## Goal
Wherever "horizontal" appears in a line, copy that line.

## Entries from a visual dataset
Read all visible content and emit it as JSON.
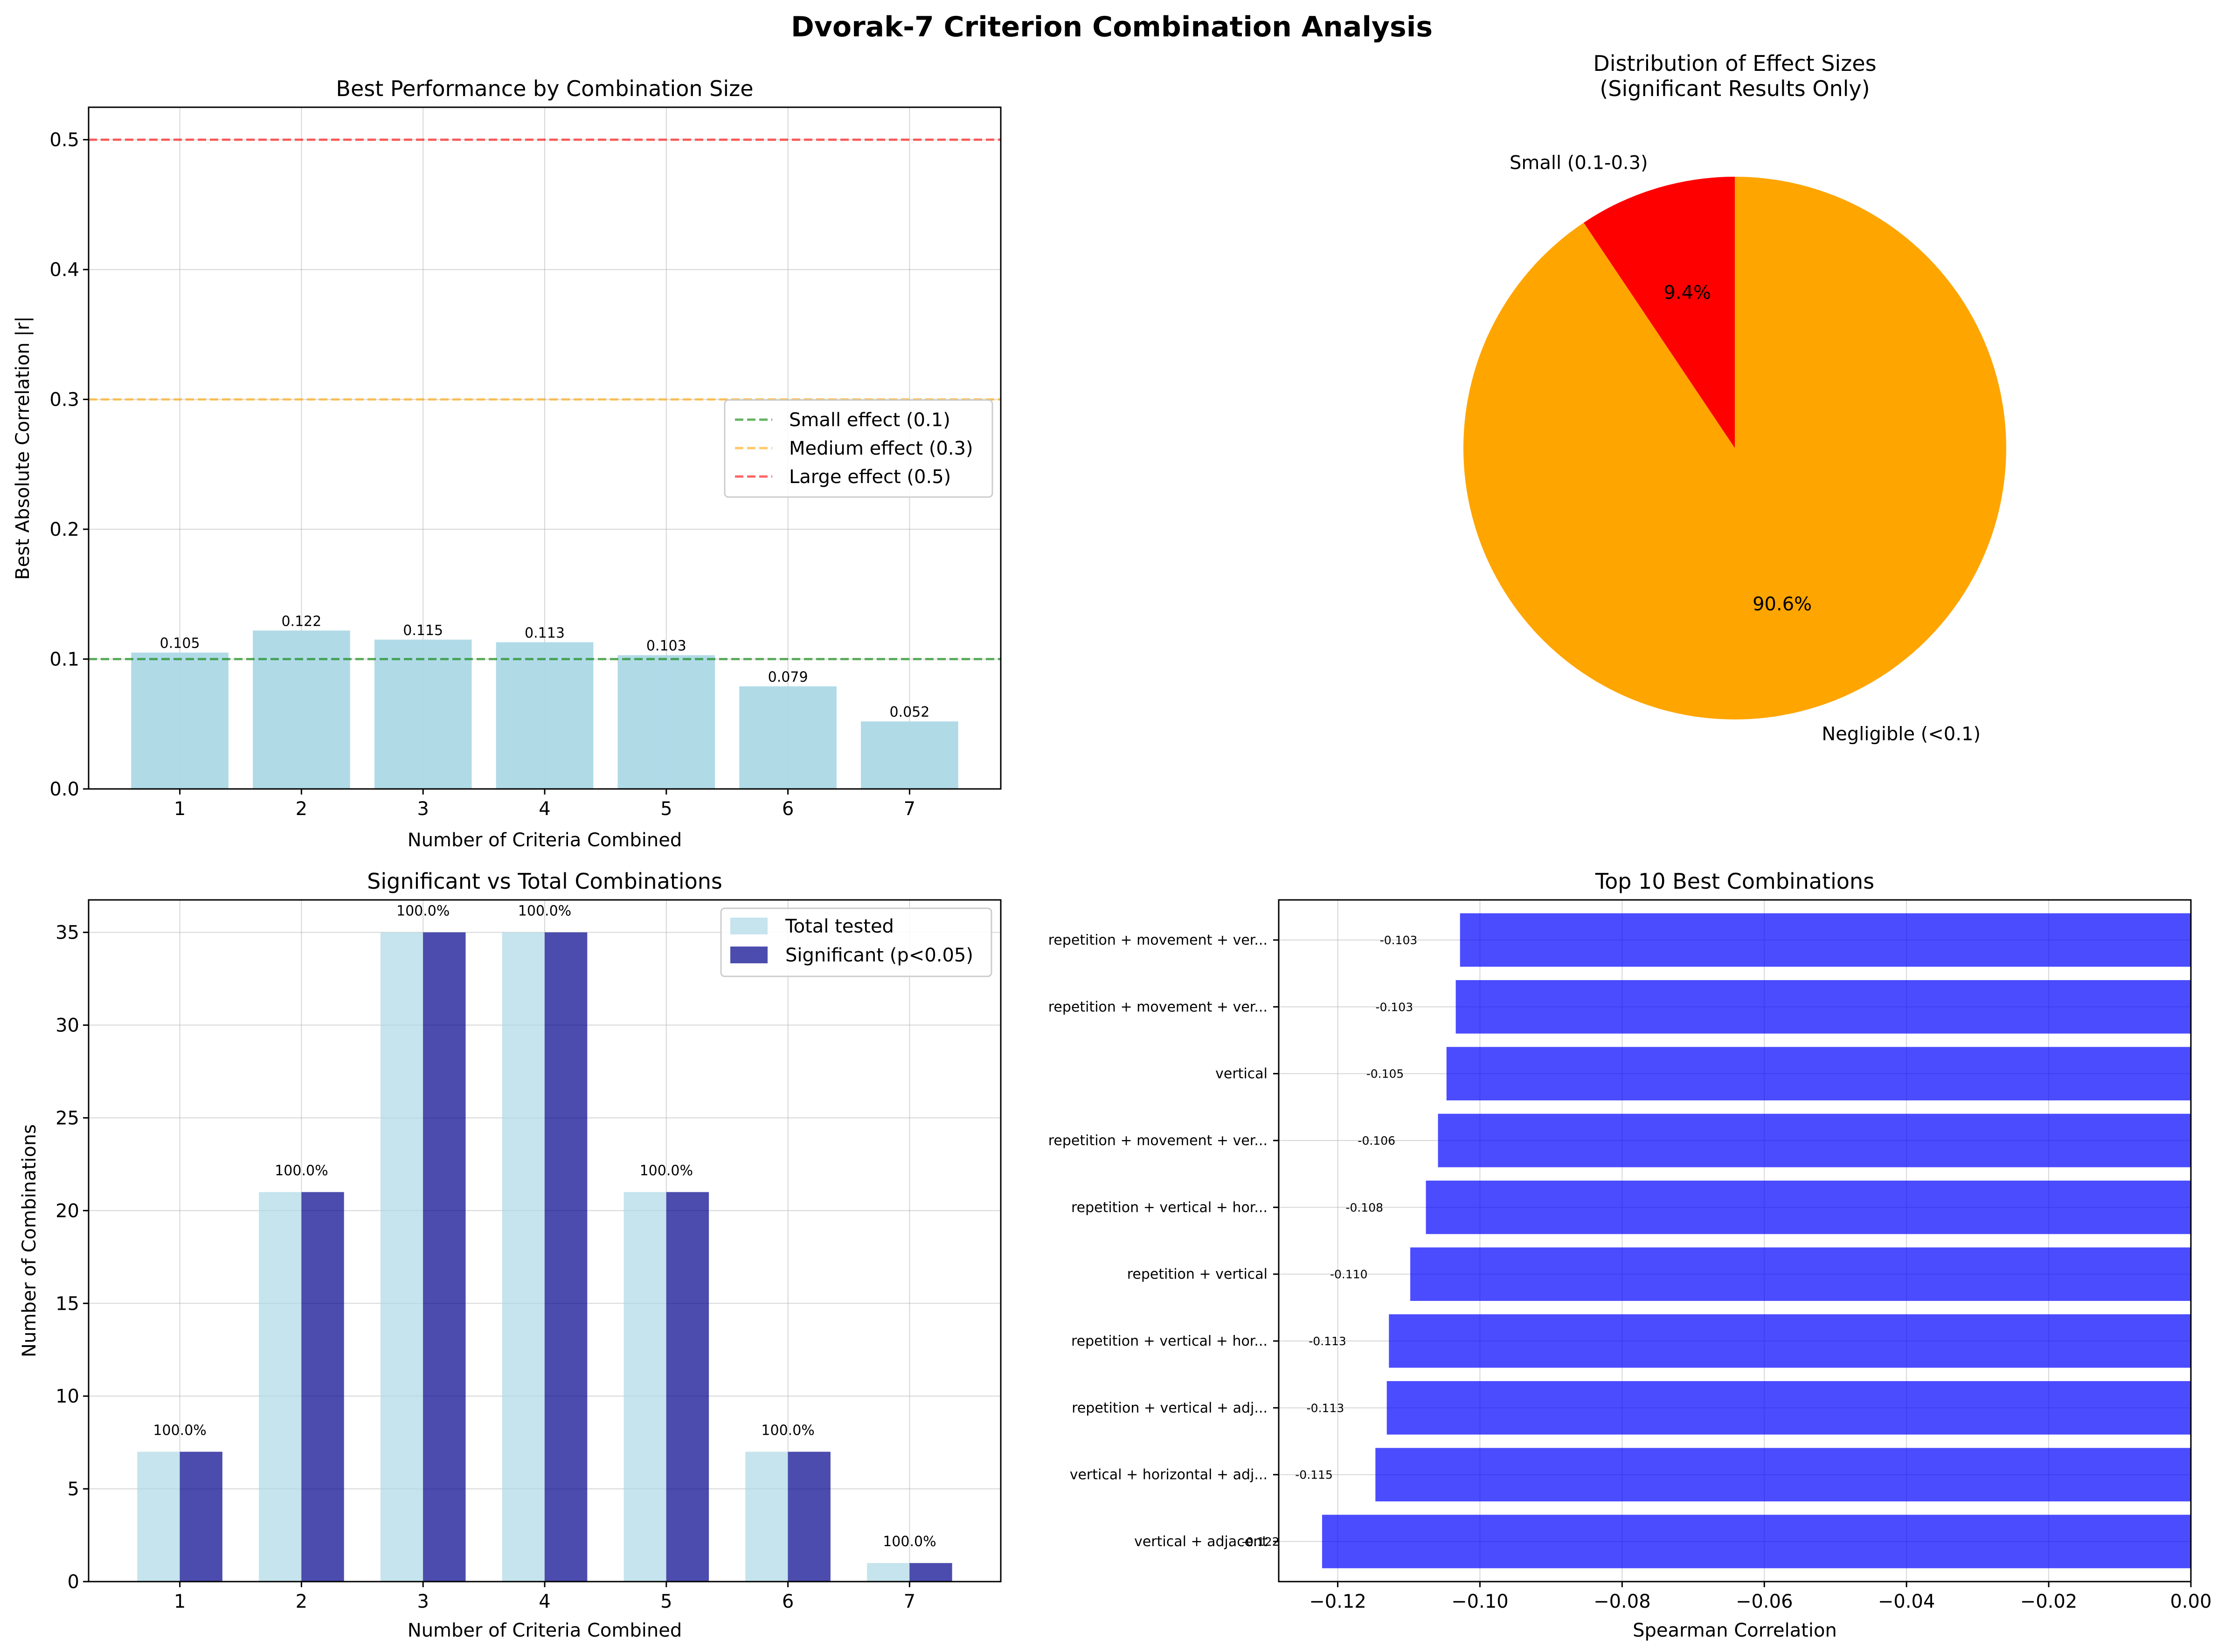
{
  "figure": {
    "title": "Dvorak-7 Criterion Combination Analysis"
  },
  "colors": {
    "light_blue": "#add8e6",
    "navy": "#00008b",
    "blue": "#0000ff",
    "red": "#ff0000",
    "orange": "#ffa500",
    "green": "#008000",
    "grid": "#b0b0b0"
  },
  "chart_data": [
    {
      "id": "best_performance",
      "type": "bar",
      "title": "Best Performance by Combination Size",
      "xlabel": "Number of Criteria Combined",
      "ylabel": "Best Absolute Correlation |r|",
      "categories": [
        "1",
        "2",
        "3",
        "4",
        "5",
        "6",
        "7"
      ],
      "values": [
        0.105,
        0.122,
        0.115,
        0.113,
        0.103,
        0.079,
        0.052
      ],
      "data_labels": [
        "0.105",
        "0.122",
        "0.115",
        "0.113",
        "0.103",
        "0.079",
        "0.052"
      ],
      "ylim": [
        0,
        0.525
      ],
      "yticks": [
        0.0,
        0.1,
        0.2,
        0.3,
        0.4,
        0.5
      ],
      "ytick_labels": [
        "0.0",
        "0.1",
        "0.2",
        "0.3",
        "0.4",
        "0.5"
      ],
      "reference_lines": [
        {
          "name": "Small effect (0.1)",
          "value": 0.1,
          "color": "#008000"
        },
        {
          "name": "Medium effect (0.3)",
          "value": 0.3,
          "color": "#ffa500"
        },
        {
          "name": "Large effect (0.5)",
          "value": 0.5,
          "color": "#ff0000"
        }
      ],
      "legend_position": "center-right",
      "grid": true
    },
    {
      "id": "effect_sizes",
      "type": "pie",
      "title_lines": [
        "Distribution of Effect Sizes",
        "(Significant Results Only)"
      ],
      "slices": [
        {
          "label": "Small (0.1-0.3)",
          "value": 9.4,
          "pct_label": "9.4%",
          "color": "#ff0000"
        },
        {
          "label": "Negligible (<0.1)",
          "value": 90.6,
          "pct_label": "90.6%",
          "color": "#ffa500"
        }
      ]
    },
    {
      "id": "significant_vs_total",
      "type": "bar",
      "title": "Significant vs Total Combinations",
      "xlabel": "Number of Criteria Combined",
      "ylabel": "Number of Combinations",
      "categories": [
        "1",
        "2",
        "3",
        "4",
        "5",
        "6",
        "7"
      ],
      "series": [
        {
          "name": "Total tested",
          "values": [
            7,
            21,
            35,
            35,
            21,
            7,
            1
          ],
          "color": "#add8e6"
        },
        {
          "name": "Significant (p<0.05)",
          "values": [
            7,
            21,
            35,
            35,
            21,
            7,
            1
          ],
          "color": "#00008b"
        }
      ],
      "data_labels": [
        "100.0%",
        "100.0%",
        "100.0%",
        "100.0%",
        "100.0%",
        "100.0%",
        "100.0%"
      ],
      "ylim": [
        0,
        36.75
      ],
      "yticks": [
        0,
        5,
        10,
        15,
        20,
        25,
        30,
        35
      ],
      "ytick_labels": [
        "0",
        "5",
        "10",
        "15",
        "20",
        "25",
        "30",
        "35"
      ],
      "legend_position": "top-right",
      "grid": true
    },
    {
      "id": "top10",
      "type": "bar",
      "orientation": "horizontal",
      "title": "Top 10 Best Combinations",
      "xlabel": "Spearman Correlation",
      "categories": [
        "repetition + movement + ver...",
        "repetition + movement + ver...",
        "vertical",
        "repetition + movement + ver...",
        "repetition + vertical + hor...",
        "repetition + vertical",
        "repetition + vertical + hor...",
        "repetition + vertical + adj...",
        "vertical + horizontal + adj...",
        "vertical + adjacent"
      ],
      "values": [
        -0.1028,
        -0.1034,
        -0.1047,
        -0.1059,
        -0.1076,
        -0.1098,
        -0.1128,
        -0.1131,
        -0.1147,
        -0.1222
      ],
      "data_labels": [
        "-0.103",
        "-0.103",
        "-0.105",
        "-0.106",
        "-0.108",
        "-0.110",
        "-0.113",
        "-0.113",
        "-0.115",
        "-0.122"
      ],
      "xlim": [
        -0.1283,
        0.0
      ],
      "xticks": [
        -0.12,
        -0.1,
        -0.08,
        -0.06,
        -0.04,
        -0.02,
        0.0
      ],
      "xtick_labels": [
        "−0.12",
        "−0.10",
        "−0.08",
        "−0.06",
        "−0.04",
        "−0.02",
        "0.00"
      ],
      "grid": true
    }
  ]
}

## Correct result
      "orientation": "horizontal",
        "vertical + horizontal + adj...",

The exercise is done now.